> [TEXT FOR ANALYSIS]
#####
Photos Pulitzer Amsterdam facilities

Need to know

Rooms

A total of 225, including 19 suites.

Check–Out

Noon, flexible, subject to availability. Earliest check-in, 3pm.

More details

Rates do not include breakfast; breakfast buffet or à la carte is available for €42.50 a day at Jansz.

Also

The hotel offers one wheelchair-accessible room on the ground floor, with wider doorways and an adjustable bed.

At the hotel

Gym, free WiFi throughout. In rooms: flatscreen TV, minibar, coffee machine, slippers, DS & Durga bath products.

Our favourite rooms

Opt for a Canal View Room to take advantage of the spectacular setting. Several suites are devoted to the arts, including books, music and antiques, but the Art Collector’s Suite is a particular treasure, with the walls and floors packed with paintings and sculptures, for a collection to rival one of the city’s exceptional museums.

Packing tips

Bring cycling attire: the city is a haven for cyclists, and Pulitzer provides bike repair kits in every room to ease fear of flat tires.

Also

Tour the canals in the hotel’s teak salon boat. Built in 1909 and immaculately refurbished, the vessel departs on daily 90-minute tours, for €54 per adult and €27 per child (3-12 years). Please check with the concierge for specific departure times.

Pet‐friendly

Small dogs are welcome in all room categories for €50 a night, but are not allowed in the restaurant or other public hotel areas. See more pet-friendly hotels in Amsterdam.

Children

Welcome. Children under three can use a baby cot at no charge, but be warned that the stairs can be difficult to navigate with a pram. An extra bed can be added (€30 a night for kids aged 4-12, €50 a night for over-12s).

Food and Drink

Photos Pulitzer Amsterdam food and drink

Top Table

Take a table by the big windows overlooking the canal to enjoy breezes and the best people-watching.

Dress Code

Pay tribute to the impeccably stylish namesake Volkert Jansz with minimalist, modern attire. Crisp blouses and skinny pants are perfect.
#####
> [DATA RECORDS]
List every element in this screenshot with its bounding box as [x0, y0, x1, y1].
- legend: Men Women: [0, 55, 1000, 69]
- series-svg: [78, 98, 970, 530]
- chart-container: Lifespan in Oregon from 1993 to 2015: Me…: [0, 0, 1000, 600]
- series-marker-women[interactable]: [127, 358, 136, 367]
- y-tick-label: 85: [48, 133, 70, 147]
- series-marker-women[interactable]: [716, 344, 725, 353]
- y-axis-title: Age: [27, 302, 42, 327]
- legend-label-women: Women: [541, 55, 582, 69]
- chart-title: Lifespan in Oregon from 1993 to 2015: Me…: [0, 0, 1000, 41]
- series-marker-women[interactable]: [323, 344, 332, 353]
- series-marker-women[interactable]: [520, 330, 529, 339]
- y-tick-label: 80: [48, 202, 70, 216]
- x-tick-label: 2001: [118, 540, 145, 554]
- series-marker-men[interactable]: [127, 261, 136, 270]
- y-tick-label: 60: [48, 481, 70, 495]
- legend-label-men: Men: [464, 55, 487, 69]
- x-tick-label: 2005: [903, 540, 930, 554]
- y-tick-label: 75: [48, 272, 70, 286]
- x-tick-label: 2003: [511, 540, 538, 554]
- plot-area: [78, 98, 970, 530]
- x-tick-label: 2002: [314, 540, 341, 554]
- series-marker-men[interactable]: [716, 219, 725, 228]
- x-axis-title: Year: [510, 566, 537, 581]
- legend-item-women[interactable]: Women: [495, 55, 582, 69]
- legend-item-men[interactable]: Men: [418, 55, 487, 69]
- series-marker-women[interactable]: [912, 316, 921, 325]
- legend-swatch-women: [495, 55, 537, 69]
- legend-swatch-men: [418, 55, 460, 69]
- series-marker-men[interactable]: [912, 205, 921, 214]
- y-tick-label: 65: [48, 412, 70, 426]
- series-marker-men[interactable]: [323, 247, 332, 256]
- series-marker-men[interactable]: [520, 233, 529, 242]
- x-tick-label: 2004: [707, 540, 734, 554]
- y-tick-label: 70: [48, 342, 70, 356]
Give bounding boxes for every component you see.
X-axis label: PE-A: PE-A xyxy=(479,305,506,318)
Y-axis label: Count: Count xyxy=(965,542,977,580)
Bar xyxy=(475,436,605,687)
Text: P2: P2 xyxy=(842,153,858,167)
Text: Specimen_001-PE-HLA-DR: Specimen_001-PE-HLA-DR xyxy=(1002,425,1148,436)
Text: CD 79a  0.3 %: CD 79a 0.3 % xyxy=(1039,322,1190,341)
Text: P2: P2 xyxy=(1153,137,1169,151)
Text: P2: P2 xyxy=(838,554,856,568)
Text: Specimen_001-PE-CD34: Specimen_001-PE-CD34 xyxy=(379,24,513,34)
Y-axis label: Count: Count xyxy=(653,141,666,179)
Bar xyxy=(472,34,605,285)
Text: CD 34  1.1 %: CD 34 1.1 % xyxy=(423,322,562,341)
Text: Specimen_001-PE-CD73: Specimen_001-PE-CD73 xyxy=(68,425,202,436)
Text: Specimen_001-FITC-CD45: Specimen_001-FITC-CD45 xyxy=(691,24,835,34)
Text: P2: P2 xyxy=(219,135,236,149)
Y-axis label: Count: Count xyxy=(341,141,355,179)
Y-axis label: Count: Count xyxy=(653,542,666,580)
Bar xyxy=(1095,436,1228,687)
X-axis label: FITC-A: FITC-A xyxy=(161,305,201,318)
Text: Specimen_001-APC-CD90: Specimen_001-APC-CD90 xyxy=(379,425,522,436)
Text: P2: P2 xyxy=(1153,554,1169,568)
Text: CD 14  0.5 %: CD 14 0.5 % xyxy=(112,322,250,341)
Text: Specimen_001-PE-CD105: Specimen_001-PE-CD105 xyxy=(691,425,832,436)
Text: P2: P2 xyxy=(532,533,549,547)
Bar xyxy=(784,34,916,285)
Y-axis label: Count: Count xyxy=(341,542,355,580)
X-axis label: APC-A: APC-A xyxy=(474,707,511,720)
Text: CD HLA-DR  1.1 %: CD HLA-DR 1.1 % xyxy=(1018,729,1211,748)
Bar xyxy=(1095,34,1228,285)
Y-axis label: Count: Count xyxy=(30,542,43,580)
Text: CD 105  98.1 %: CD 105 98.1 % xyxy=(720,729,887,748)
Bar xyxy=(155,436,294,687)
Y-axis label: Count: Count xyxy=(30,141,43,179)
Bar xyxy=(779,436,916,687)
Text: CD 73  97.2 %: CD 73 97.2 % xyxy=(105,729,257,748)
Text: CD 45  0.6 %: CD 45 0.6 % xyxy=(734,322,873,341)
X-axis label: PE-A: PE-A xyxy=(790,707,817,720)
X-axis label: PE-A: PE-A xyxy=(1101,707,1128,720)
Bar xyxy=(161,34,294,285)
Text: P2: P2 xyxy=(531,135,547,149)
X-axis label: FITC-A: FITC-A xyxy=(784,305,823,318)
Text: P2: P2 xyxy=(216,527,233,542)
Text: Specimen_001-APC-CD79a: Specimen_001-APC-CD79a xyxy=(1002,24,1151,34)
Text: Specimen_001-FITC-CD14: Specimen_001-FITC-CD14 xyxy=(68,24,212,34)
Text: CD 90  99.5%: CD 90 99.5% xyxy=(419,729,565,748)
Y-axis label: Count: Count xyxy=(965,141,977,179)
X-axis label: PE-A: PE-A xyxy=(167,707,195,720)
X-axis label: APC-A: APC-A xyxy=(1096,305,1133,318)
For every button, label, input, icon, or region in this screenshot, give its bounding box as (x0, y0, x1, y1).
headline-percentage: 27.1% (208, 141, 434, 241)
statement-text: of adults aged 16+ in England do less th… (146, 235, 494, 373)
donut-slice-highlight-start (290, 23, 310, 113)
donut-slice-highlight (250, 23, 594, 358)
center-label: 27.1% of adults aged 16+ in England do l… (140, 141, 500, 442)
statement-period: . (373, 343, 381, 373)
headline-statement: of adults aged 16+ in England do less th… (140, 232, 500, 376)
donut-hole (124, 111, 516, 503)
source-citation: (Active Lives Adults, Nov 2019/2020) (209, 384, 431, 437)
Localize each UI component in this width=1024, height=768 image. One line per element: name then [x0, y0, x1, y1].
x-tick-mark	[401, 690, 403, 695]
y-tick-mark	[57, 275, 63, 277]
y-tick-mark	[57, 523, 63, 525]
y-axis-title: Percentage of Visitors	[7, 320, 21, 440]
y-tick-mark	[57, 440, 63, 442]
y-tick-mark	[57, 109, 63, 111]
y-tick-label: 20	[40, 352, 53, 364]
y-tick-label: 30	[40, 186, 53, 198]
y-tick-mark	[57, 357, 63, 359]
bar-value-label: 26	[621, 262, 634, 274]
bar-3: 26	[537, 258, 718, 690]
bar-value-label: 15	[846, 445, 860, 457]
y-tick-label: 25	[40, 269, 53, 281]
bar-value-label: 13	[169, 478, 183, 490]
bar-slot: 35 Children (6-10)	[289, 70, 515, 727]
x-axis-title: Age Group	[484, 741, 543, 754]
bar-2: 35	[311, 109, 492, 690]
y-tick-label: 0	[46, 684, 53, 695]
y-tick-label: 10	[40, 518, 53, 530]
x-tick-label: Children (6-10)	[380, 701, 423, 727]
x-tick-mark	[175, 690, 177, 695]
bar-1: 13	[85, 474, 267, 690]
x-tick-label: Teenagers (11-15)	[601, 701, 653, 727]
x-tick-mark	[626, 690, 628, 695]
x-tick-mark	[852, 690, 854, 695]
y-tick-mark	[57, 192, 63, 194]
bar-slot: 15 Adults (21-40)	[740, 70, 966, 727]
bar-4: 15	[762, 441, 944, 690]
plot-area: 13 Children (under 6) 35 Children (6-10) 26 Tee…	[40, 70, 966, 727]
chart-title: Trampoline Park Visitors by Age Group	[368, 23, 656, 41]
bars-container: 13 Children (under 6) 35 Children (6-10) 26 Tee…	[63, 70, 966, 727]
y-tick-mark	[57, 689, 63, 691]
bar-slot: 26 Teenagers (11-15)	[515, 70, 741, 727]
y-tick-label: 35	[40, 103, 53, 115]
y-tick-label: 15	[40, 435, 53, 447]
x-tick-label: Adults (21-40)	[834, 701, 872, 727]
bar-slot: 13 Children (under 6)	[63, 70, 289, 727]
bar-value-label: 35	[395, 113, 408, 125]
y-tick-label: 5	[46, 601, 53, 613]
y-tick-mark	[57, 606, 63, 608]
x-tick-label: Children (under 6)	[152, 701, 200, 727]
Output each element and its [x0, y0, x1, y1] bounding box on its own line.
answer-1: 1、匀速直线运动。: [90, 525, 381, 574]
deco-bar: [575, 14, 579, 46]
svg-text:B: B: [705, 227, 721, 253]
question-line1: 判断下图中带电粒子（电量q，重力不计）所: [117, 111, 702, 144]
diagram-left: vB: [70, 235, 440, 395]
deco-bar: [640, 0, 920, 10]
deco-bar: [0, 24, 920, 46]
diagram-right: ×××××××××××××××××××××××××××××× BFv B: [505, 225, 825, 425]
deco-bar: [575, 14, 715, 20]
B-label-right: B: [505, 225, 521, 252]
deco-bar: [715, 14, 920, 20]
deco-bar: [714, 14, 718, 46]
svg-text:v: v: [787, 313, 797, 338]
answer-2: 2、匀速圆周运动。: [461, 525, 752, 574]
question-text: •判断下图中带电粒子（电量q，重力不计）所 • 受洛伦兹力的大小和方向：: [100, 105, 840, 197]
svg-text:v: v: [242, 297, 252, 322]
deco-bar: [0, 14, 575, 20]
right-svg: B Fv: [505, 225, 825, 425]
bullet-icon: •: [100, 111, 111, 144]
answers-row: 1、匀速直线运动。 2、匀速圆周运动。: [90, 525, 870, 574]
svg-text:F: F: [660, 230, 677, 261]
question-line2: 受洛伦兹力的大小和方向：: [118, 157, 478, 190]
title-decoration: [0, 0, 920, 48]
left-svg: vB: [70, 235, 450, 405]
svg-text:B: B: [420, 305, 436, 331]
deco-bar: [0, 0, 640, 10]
#####
> [WORK ORDER A] From the Pulitzer Amsterdam text, list every item that follows the words "In rooms:".
> [WORK ORDER B] Reproduce the passage of the Pulitzer Amsterdam text starting with "Our favourite rooms" and going on through "specific departure times.".

> [REPLY A]
- flatscreen TV
- minibar
- coffee machine
- slippers
- DS & Durga bath products

> [REPLY B]
Our favourite rooms

Opt for a Canal View Room to take advantage of the spectacular setting. Several suites are devoted to the arts, including books, music and antiques, but the Art Collector’s Suite is a particular treasure, with the walls and floors packed with paintings and sculptures, for a collection to rival one of the city’s exceptional museums.

Packing tips

Bring cycling attire: the city is a haven for cyclists, and Pulitzer provides bike repair kits in every room to ease fear of flat tires.

Also

Tour the canals in the hotel’s teak salon boat. Built in 1909 and immaculately refurbished, the vessel departs on daily 90-minute tours, for €54 per adult and €27 per child (3-12 years). Please check with the concierge for specific departure times.